* **Dataset content**:
◇ ◇ ◇ ◇ ◇
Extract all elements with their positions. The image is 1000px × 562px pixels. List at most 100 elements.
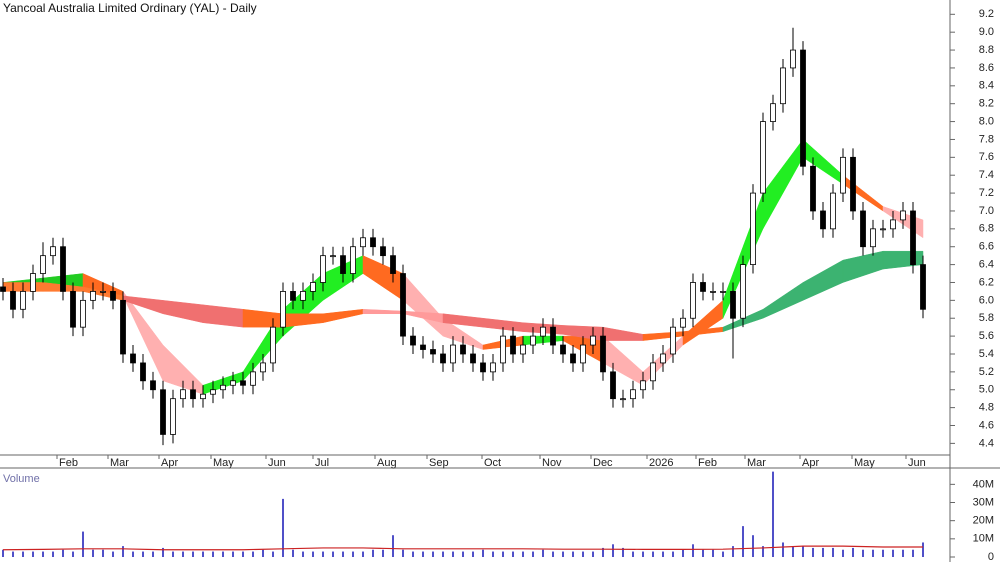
◇ ◇ ◇ ◇ ◇
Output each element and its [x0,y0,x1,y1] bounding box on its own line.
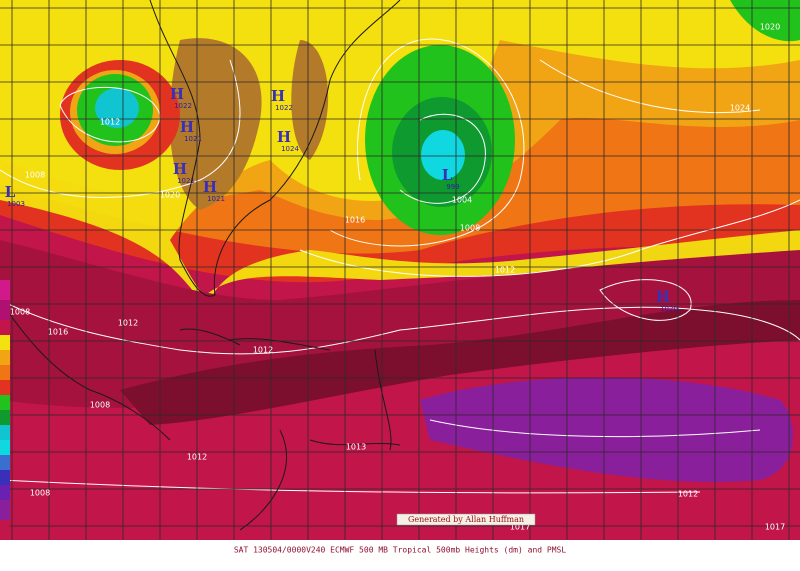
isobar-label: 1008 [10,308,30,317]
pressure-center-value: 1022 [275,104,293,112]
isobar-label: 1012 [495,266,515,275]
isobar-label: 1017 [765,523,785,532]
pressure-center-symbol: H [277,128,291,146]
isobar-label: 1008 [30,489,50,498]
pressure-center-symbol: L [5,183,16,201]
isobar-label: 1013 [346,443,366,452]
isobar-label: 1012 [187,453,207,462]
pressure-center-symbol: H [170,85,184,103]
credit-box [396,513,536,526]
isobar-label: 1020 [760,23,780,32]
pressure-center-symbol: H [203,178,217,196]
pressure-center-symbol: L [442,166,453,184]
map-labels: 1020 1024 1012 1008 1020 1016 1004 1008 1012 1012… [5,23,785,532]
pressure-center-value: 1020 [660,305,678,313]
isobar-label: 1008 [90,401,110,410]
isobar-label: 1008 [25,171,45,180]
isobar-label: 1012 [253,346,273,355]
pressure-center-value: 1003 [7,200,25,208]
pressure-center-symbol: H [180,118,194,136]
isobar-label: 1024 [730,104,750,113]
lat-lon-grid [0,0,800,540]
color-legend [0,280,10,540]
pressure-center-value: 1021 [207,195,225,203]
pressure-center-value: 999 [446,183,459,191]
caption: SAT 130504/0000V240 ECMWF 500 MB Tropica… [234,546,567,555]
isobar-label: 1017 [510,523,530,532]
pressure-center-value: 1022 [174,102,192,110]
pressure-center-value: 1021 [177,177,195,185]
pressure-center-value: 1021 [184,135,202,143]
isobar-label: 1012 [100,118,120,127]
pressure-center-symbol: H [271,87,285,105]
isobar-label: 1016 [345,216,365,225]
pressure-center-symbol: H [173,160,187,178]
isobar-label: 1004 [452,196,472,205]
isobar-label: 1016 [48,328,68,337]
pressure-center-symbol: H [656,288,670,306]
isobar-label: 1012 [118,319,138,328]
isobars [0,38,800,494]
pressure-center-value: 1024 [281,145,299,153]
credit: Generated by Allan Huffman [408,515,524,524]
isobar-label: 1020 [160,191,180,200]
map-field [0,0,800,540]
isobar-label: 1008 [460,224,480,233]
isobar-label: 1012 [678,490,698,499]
◇ ◇ ◇ ◇ ◇
* **Exercise task**: Copy the entries exactly, starting with the line that contains "Output each element" and continuing through the line that contains "pressure-center-value: 1020 [660,305,678,313]", including both of those lines. Leave out the pictures.

* **Reply to the task**:
Output each element and its [x0,y0,x1,y1] bounding box on its own line.
isobar-label: 1008 [10,308,30,317]
pressure-center-value: 1022 [275,104,293,112]
isobar-label: 1012 [495,266,515,275]
isobar-label: 1017 [765,523,785,532]
pressure-center-symbol: H [277,128,291,146]
isobar-label: 1008 [30,489,50,498]
pressure-center-symbol: L [5,183,16,201]
isobar-label: 1013 [346,443,366,452]
isobar-label: 1012 [187,453,207,462]
pressure-center-symbol: H [170,85,184,103]
credit-box [396,513,536,526]
isobar-label: 1020 [760,23,780,32]
pressure-center-symbol: H [203,178,217,196]
pressure-center-symbol: L [442,166,453,184]
map-labels: 1020 1024 1012 1008 1020 1016 1004 1008 1012 1012… [5,23,785,532]
pressure-center-value: 1020 [660,305,678,313]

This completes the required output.